Task requirements »
In your copy, repeat the records exactly and leave out the pictures.

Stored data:
■ ■ ■ ■ ■ ■ ■
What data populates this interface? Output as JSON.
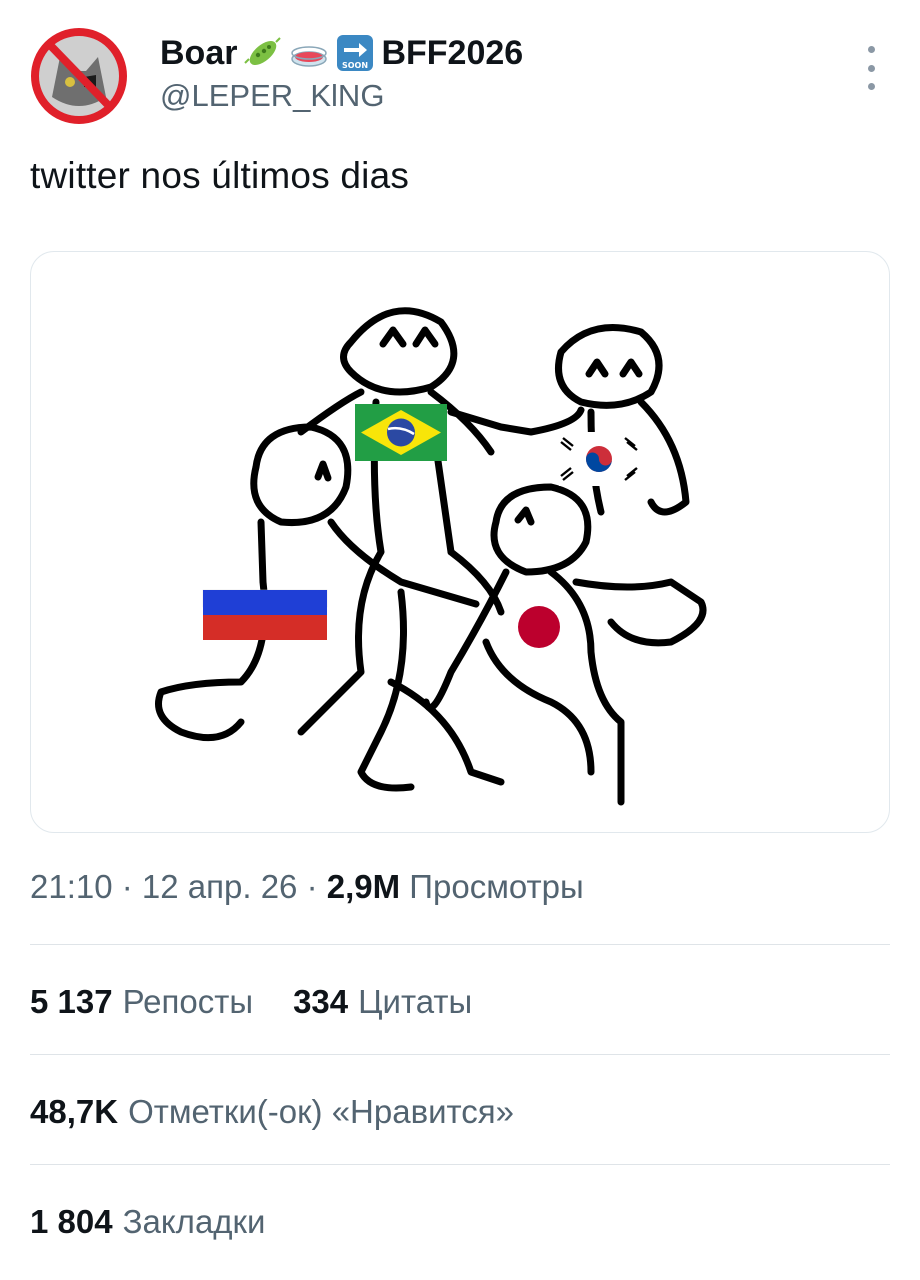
{
  "author": {
    "display_name": "Boar",
    "name_suffix": "BFF2026",
    "handle": "@LEPER_KlNG",
    "emojis": [
      "microbe-icon",
      "petri-dish-icon",
      "soon-arrow-icon"
    ]
  },
  "tweet": {
    "text": "twitter nos últimos dias",
    "media_flags": [
      "brazil-flag",
      "south-korea-flag",
      "russia-flag",
      "japan-flag"
    ]
  },
  "meta": {
    "time": "21:10",
    "date": "12 апр. 26",
    "views_count": "2,9M",
    "views_label": "Просмотры"
  },
  "stats": {
    "reposts_count": "5 137",
    "reposts_label": "Репосты",
    "quotes_count": "334",
    "quotes_label": "Цитаты",
    "likes_count": "48,7K",
    "likes_label": "Отметки(-ок) «Нравится»",
    "bookmarks_count": "1 804",
    "bookmarks_label": "Закладки"
  },
  "colors": {
    "text_primary": "#0f1419",
    "text_secondary": "#536471",
    "divider": "#dfe4e8"
  }
}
■ ■ ■ ■ ■ ■ ■
Task response »
What data populates this interface? Output as JSON.
{
  "author": {
    "display_name": "Boar",
    "name_suffix": "BFF2026",
    "handle": "@LEPER_KlNG",
    "emojis": [
      "microbe-icon",
      "petri-dish-icon",
      "soon-arrow-icon"
    ]
  },
  "tweet": {
    "text": "twitter nos últimos dias",
    "media_flags": [
      "brazil-flag",
      "south-korea-flag",
      "russia-flag",
      "japan-flag"
    ]
  },
  "meta": {
    "time": "21:10",
    "date": "12 апр. 26",
    "views_count": "2,9M",
    "views_label": "Просмотры"
  },
  "stats": {
    "reposts_count": "5 137",
    "reposts_label": "Репосты",
    "quotes_count": "334",
    "quotes_label": "Цитаты",
    "likes_count": "48,7K",
    "likes_label": "Отметки(-ок) «Нравится»",
    "bookmarks_count": "1 804",
    "bookmarks_label": "Закладки"
  },
  "colors": {
    "text_primary": "#0f1419",
    "text_secondary": "#536471",
    "divider": "#dfe4e8"
  }
}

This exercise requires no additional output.